▶ DATA SHOWN
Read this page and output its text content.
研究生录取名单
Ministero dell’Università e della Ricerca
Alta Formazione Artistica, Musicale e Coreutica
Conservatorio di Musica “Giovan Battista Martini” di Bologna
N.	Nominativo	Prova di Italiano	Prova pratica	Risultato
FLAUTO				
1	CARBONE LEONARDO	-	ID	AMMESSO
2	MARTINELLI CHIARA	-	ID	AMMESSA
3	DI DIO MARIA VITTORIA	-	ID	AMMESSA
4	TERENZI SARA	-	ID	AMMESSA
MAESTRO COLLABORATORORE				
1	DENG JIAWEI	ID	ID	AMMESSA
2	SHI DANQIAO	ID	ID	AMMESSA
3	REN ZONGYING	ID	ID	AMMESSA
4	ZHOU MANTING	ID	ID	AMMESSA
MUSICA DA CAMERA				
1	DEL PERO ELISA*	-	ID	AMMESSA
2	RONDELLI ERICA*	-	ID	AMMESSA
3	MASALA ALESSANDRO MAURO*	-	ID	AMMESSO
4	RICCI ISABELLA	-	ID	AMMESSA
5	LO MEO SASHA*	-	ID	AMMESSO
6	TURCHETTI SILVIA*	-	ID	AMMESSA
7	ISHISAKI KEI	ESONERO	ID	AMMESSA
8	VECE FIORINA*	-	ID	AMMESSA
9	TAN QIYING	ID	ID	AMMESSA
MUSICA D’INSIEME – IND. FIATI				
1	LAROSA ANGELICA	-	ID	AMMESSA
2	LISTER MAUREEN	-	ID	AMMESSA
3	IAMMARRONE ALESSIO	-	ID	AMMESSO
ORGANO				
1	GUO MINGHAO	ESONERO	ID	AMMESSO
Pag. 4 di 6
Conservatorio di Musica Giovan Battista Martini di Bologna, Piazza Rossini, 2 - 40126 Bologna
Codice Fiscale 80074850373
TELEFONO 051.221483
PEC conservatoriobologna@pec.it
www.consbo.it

▶ WRITTEN PROBLEM
Exactly reproduce every line found in the records.

▶ ANSWER TO THE PROBLEM
Read this page and output its text content.
研究生录取名单
Ministero dell’Università e della Ricerca
Alta Formazione Artistica, Musicale e Coreutica
Conservatorio di Musica “Giovan Battista Martini” di Bologna
N.	Nominativo	Prova di Italiano	Prova pratica	Risultato
FLAUTO				
1	CARBONE LEONARDO	-	ID	AMMESSO
2	MARTINELLI CHIARA	-	ID	AMMESSA
3	DI DIO MARIA VITTORIA	-	ID	AMMESSA
4	TERENZI SARA	-	ID	AMMESSA
MAESTRO COLLABORATORORE				
1	DENG JIAWEI	ID	ID	AMMESSA
2	SHI DANQIAO	ID	ID	AMMESSA
3	REN ZONGYING	ID	ID	AMMESSA
4	ZHOU MANTING	ID	ID	AMMESSA
MUSICA DA CAMERA				
1	DEL PERO ELISA*	-	ID	AMMESSA
2	RONDELLI ERICA*	-	ID	AMMESSA
3	MASALA ALESSANDRO MAURO*	-	ID	AMMESSO
4	RICCI ISABELLA	-	ID	AMMESSA
5	LO MEO SASHA*	-	ID	AMMESSO
6	TURCHETTI SILVIA*	-	ID	AMMESSA
7	ISHISAKI KEI	ESONERO	ID	AMMESSA
8	VECE FIORINA*	-	ID	AMMESSA
9	TAN QIYING	ID	ID	AMMESSA
MUSICA D’INSIEME – IND. FIATI				
1	LAROSA ANGELICA	-	ID	AMMESSA
2	LISTER MAUREEN	-	ID	AMMESSA
3	IAMMARRONE ALESSIO	-	ID	AMMESSO
ORGANO				
1	GUO MINGHAO	ESONERO	ID	AMMESSO
Pag. 4 di 6
Conservatorio di Musica Giovan Battista Martini di Bologna, Piazza Rossini, 2 - 40126 Bologna
Codice Fiscale 80074850373
TELEFONO 051.221483
PEC conservatoriobologna@pec.it
www.consbo.it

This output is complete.